== MATERIAL PROVIDED ==
================================

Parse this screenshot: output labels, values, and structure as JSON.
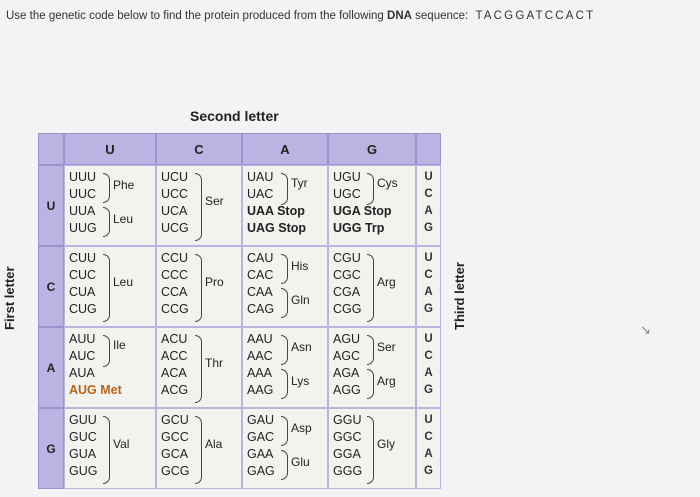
{
  "question": {
    "text": "Use the genetic code below to find the protein produced from the following",
    "dna_word": "DNA",
    "word_sequence": "sequence:",
    "sequence": "TACGGATCCACT"
  },
  "labels": {
    "second": "Second letter",
    "first": "First letter",
    "third": "Third letter"
  },
  "col_headers": [
    "U",
    "C",
    "A",
    "G"
  ],
  "row_headers": [
    "U",
    "C",
    "A",
    "G"
  ],
  "third_bases": [
    "U",
    "C",
    "A",
    "G"
  ],
  "colors": {
    "header_bg": "#b9b4e2",
    "cell_bg": "#f2f2ee",
    "met": "#b5651d"
  },
  "rows": [
    {
      "cols": [
        {
          "lines": [
            "UUU",
            "UUC",
            "UUA",
            "UUG"
          ],
          "aa": [
            "Phe",
            "Leu"
          ]
        },
        {
          "lines": [
            "UCU",
            "UCC",
            "UCA",
            "UCG"
          ],
          "aa": [
            "Ser"
          ]
        },
        {
          "lines": [
            "UAU",
            "UAC",
            "UAA Stop",
            "UAG Stop"
          ],
          "aa": [
            "Tyr"
          ]
        },
        {
          "lines": [
            "UGU",
            "UGC",
            "UGA  Stop",
            "UGG  Trp"
          ],
          "aa": [
            "Cys"
          ]
        }
      ]
    },
    {
      "cols": [
        {
          "lines": [
            "CUU",
            "CUC",
            "CUA",
            "CUG"
          ],
          "aa": [
            "Leu"
          ]
        },
        {
          "lines": [
            "CCU",
            "CCC",
            "CCA",
            "CCG"
          ],
          "aa": [
            "Pro"
          ]
        },
        {
          "lines": [
            "CAU",
            "CAC",
            "CAA",
            "CAG"
          ],
          "aa": [
            "His",
            "Gln"
          ]
        },
        {
          "lines": [
            "CGU",
            "CGC",
            "CGA",
            "CGG"
          ],
          "aa": [
            "Arg"
          ]
        }
      ]
    },
    {
      "cols": [
        {
          "lines": [
            "AUU",
            "AUC",
            "AUA",
            "AUG  Met"
          ],
          "aa": [
            "Ile"
          ]
        },
        {
          "lines": [
            "ACU",
            "ACC",
            "ACA",
            "ACG"
          ],
          "aa": [
            "Thr"
          ]
        },
        {
          "lines": [
            "AAU",
            "AAC",
            "AAA",
            "AAG"
          ],
          "aa": [
            "Asn",
            "Lys"
          ]
        },
        {
          "lines": [
            "AGU",
            "AGC",
            "AGA",
            "AGG"
          ],
          "aa": [
            "Ser",
            "Arg"
          ]
        }
      ]
    },
    {
      "cols": [
        {
          "lines": [
            "GUU",
            "GUC",
            "GUA",
            "GUG"
          ],
          "aa": [
            "Val"
          ]
        },
        {
          "lines": [
            "GCU",
            "GCC",
            "GCA",
            "GCG"
          ],
          "aa": [
            "Ala"
          ]
        },
        {
          "lines": [
            "GAU",
            "GAC",
            "GAA",
            "GAG"
          ],
          "aa": [
            "Asp",
            "Glu"
          ]
        },
        {
          "lines": [
            "GGU",
            "GGC",
            "GGA",
            "GGG"
          ],
          "aa": [
            "Gly"
          ]
        }
      ]
    }
  ]
}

================================

Before you finish, make sure every line above has been repeated exactly and no picture remains in the copy.

== EXERCISE SOLUTION ==
Parse this screenshot: output labels, values, and structure as JSON.
{
  "question": {
    "text": "Use the genetic code below to find the protein produced from the following",
    "dna_word": "DNA",
    "word_sequence": "sequence:",
    "sequence": "TACGGATCCACT"
  },
  "labels": {
    "second": "Second letter",
    "first": "First letter",
    "third": "Third letter"
  },
  "col_headers": [
    "U",
    "C",
    "A",
    "G"
  ],
  "row_headers": [
    "U",
    "C",
    "A",
    "G"
  ],
  "third_bases": [
    "U",
    "C",
    "A",
    "G"
  ],
  "colors": {
    "header_bg": "#b9b4e2",
    "cell_bg": "#f2f2ee",
    "met": "#b5651d"
  },
  "rows": [
    {
      "cols": [
        {
          "lines": [
            "UUU",
            "UUC",
            "UUA",
            "UUG"
          ],
          "aa": [
            "Phe",
            "Leu"
          ]
        },
        {
          "lines": [
            "UCU",
            "UCC",
            "UCA",
            "UCG"
          ],
          "aa": [
            "Ser"
          ]
        },
        {
          "lines": [
            "UAU",
            "UAC",
            "UAA Stop",
            "UAG Stop"
          ],
          "aa": [
            "Tyr"
          ]
        },
        {
          "lines": [
            "UGU",
            "UGC",
            "UGA  Stop",
            "UGG  Trp"
          ],
          "aa": [
            "Cys"
          ]
        }
      ]
    },
    {
      "cols": [
        {
          "lines": [
            "CUU",
            "CUC",
            "CUA",
            "CUG"
          ],
          "aa": [
            "Leu"
          ]
        },
        {
          "lines": [
            "CCU",
            "CCC",
            "CCA",
            "CCG"
          ],
          "aa": [
            "Pro"
          ]
        },
        {
          "lines": [
            "CAU",
            "CAC",
            "CAA",
            "CAG"
          ],
          "aa": [
            "His",
            "Gln"
          ]
        },
        {
          "lines": [
            "CGU",
            "CGC",
            "CGA",
            "CGG"
          ],
          "aa": [
            "Arg"
          ]
        }
      ]
    },
    {
      "cols": [
        {
          "lines": [
            "AUU",
            "AUC",
            "AUA",
            "AUG  Met"
          ],
          "aa": [
            "Ile"
          ]
        },
        {
          "lines": [
            "ACU",
            "ACC",
            "ACA",
            "ACG"
          ],
          "aa": [
            "Thr"
          ]
        },
        {
          "lines": [
            "AAU",
            "AAC",
            "AAA",
            "AAG"
          ],
          "aa": [
            "Asn",
            "Lys"
          ]
        },
        {
          "lines": [
            "AGU",
            "AGC",
            "AGA",
            "AGG"
          ],
          "aa": [
            "Ser",
            "Arg"
          ]
        }
      ]
    },
    {
      "cols": [
        {
          "lines": [
            "GUU",
            "GUC",
            "GUA",
            "GUG"
          ],
          "aa": [
            "Val"
          ]
        },
        {
          "lines": [
            "GCU",
            "GCC",
            "GCA",
            "GCG"
          ],
          "aa": [
            "Ala"
          ]
        },
        {
          "lines": [
            "GAU",
            "GAC",
            "GAA",
            "GAG"
          ],
          "aa": [
            "Asp",
            "Glu"
          ]
        },
        {
          "lines": [
            "GGU",
            "GGC",
            "GGA",
            "GGG"
          ],
          "aa": [
            "Gly"
          ]
        }
      ]
    }
  ]
}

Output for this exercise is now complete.